_Dataset content_

•••

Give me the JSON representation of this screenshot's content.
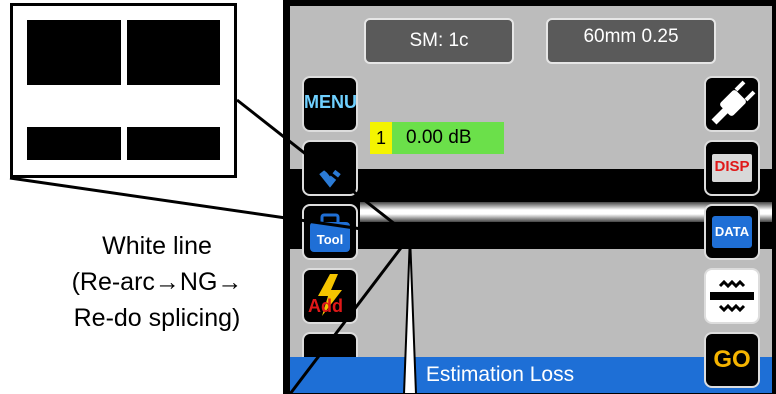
{
  "header": {
    "fiber_mode": "SM: 1c",
    "cleave_setting": "60mm 0.25"
  },
  "left_buttons": {
    "menu": "MENU",
    "tool": "Tool",
    "add": "Add"
  },
  "right_buttons": {
    "disp": "DISP",
    "data": "DATA",
    "go": "GO"
  },
  "loss": {
    "index": "1",
    "value": "0.00 dB"
  },
  "status": {
    "text": "Estimation Loss"
  },
  "callout": {
    "caption_line1": "White line",
    "caption_line2": "(Re-arc→NG→",
    "caption_line3": "Re-do splicing)"
  },
  "colors": {
    "status_bar": "#1e6fd6",
    "loss_index_bg": "#f4f400",
    "loss_value_bg": "#6be04a",
    "menu_text": "#6fd0ff",
    "go_text": "#f5b400"
  }
}
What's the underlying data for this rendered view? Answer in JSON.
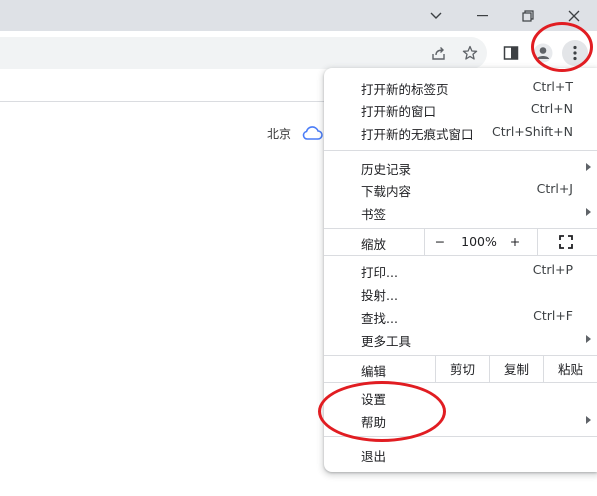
{
  "window": {
    "controls": [
      "chevron-down-icon",
      "minimize-icon",
      "restore-icon",
      "close-icon"
    ]
  },
  "toolbar": {
    "icons": [
      "share-icon",
      "star-icon",
      "side-panel-icon",
      "profile-icon",
      "more-vert-icon"
    ]
  },
  "page": {
    "weather_city": "北京",
    "weather_icon": "cloud-icon"
  },
  "menu": {
    "new_tab": {
      "label": "打开新的标签页",
      "shortcut": "Ctrl+T"
    },
    "new_window": {
      "label": "打开新的窗口",
      "shortcut": "Ctrl+N"
    },
    "incognito": {
      "label": "打开新的无痕式窗口",
      "shortcut": "Ctrl+Shift+N"
    },
    "history": {
      "label": "历史记录"
    },
    "downloads": {
      "label": "下载内容",
      "shortcut": "Ctrl+J"
    },
    "bookmarks": {
      "label": "书签"
    },
    "zoom": {
      "label": "缩放",
      "minus": "−",
      "value": "100%",
      "plus": "+"
    },
    "print": {
      "label": "打印...",
      "shortcut": "Ctrl+P"
    },
    "cast": {
      "label": "投射..."
    },
    "find": {
      "label": "查找...",
      "shortcut": "Ctrl+F"
    },
    "more_tools": {
      "label": "更多工具"
    },
    "edit": {
      "label": "编辑",
      "cut": "剪切",
      "copy": "复制",
      "paste": "粘贴"
    },
    "settings": {
      "label": "设置"
    },
    "help": {
      "label": "帮助"
    },
    "exit": {
      "label": "退出"
    }
  },
  "annotation": {
    "color": "#e11d22"
  }
}
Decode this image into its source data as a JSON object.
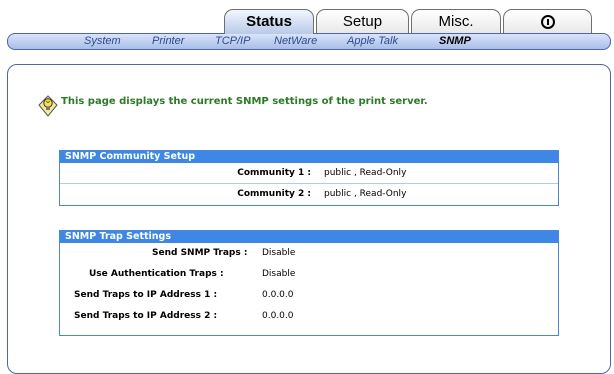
{
  "tabs": [
    {
      "label": "Status",
      "active": true
    },
    {
      "label": "Setup",
      "active": false
    },
    {
      "label": "Misc.",
      "active": false
    },
    {
      "icon": "info-power-icon",
      "active": false
    }
  ],
  "subnav": {
    "items": [
      {
        "label": "System",
        "active": false
      },
      {
        "label": "Printer",
        "active": false
      },
      {
        "label": "TCP/IP",
        "active": false
      },
      {
        "label": "NetWare",
        "active": false
      },
      {
        "label": "Apple Talk",
        "active": false
      },
      {
        "label": "SNMP",
        "active": true
      }
    ]
  },
  "notice": {
    "icon": "hint-lightbulb-icon",
    "text": "This page displays the current SNMP settings of the print server."
  },
  "community": {
    "title": "SNMP Community Setup",
    "rows": [
      {
        "label": "Community 1 :",
        "value": "public , Read-Only"
      },
      {
        "label": "Community 2 :",
        "value": "public , Read-Only"
      }
    ]
  },
  "traps": {
    "title": "SNMP Trap Settings",
    "rows": [
      {
        "label": "Send SNMP Traps :",
        "value": "Disable"
      },
      {
        "label": "Use Authentication Traps :",
        "value": "Disable"
      },
      {
        "label": "Send Traps to IP Address 1 :",
        "value": "0.0.0.0"
      },
      {
        "label": "Send Traps to IP Address 2 :",
        "value": "0.0.0.0"
      }
    ]
  },
  "colors": {
    "accent": "#3f87e5",
    "notice_text": "#2b7a26",
    "subnav_text": "#2d4a8a"
  }
}
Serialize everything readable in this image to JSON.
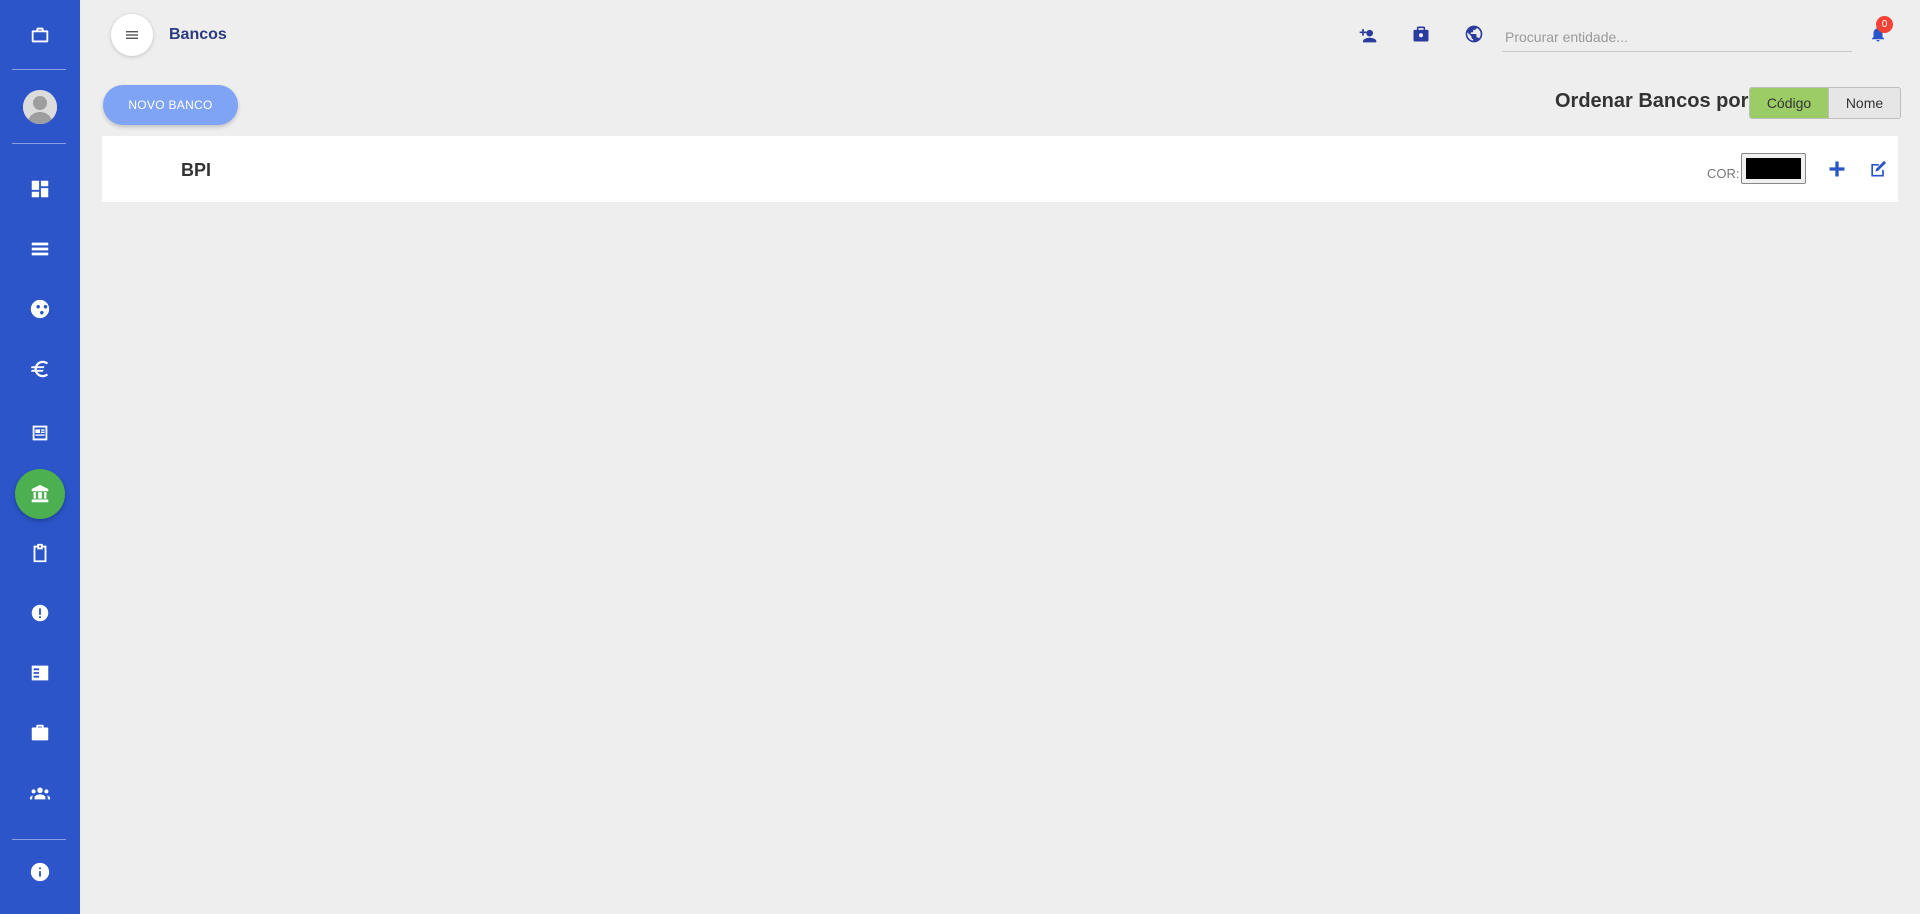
{
  "header": {
    "title": "Bancos",
    "search_placeholder": "Procurar entidade...",
    "notification_count": "0"
  },
  "toolbar": {
    "new_button_label": "NOVO BANCO",
    "order_label": "Ordenar Bancos por:",
    "order_options": [
      "Código",
      "Nome"
    ],
    "order_selected": "Código"
  },
  "banks": [
    {
      "name": "BPI",
      "color_label": "COR:",
      "color": "#000000"
    }
  ],
  "sidebar": {
    "active_item": "bank-icon",
    "items": [
      "dashboard-icon",
      "list-icon",
      "group-icon",
      "euro-icon",
      "news-icon",
      "bank-icon",
      "clipboard-icon",
      "alert-icon",
      "checklist-icon",
      "briefcase-icon",
      "people-icon",
      "info-icon"
    ]
  },
  "colors": {
    "sidebar": "#2b55c9",
    "active": "#4caf50",
    "primary_button": "#7fa3f5",
    "selected_toggle": "#9ccc65",
    "badge": "#f44336"
  }
}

•••

Some lines of the data above may hold the word "Bancos"; report how many do, and nothing else.

2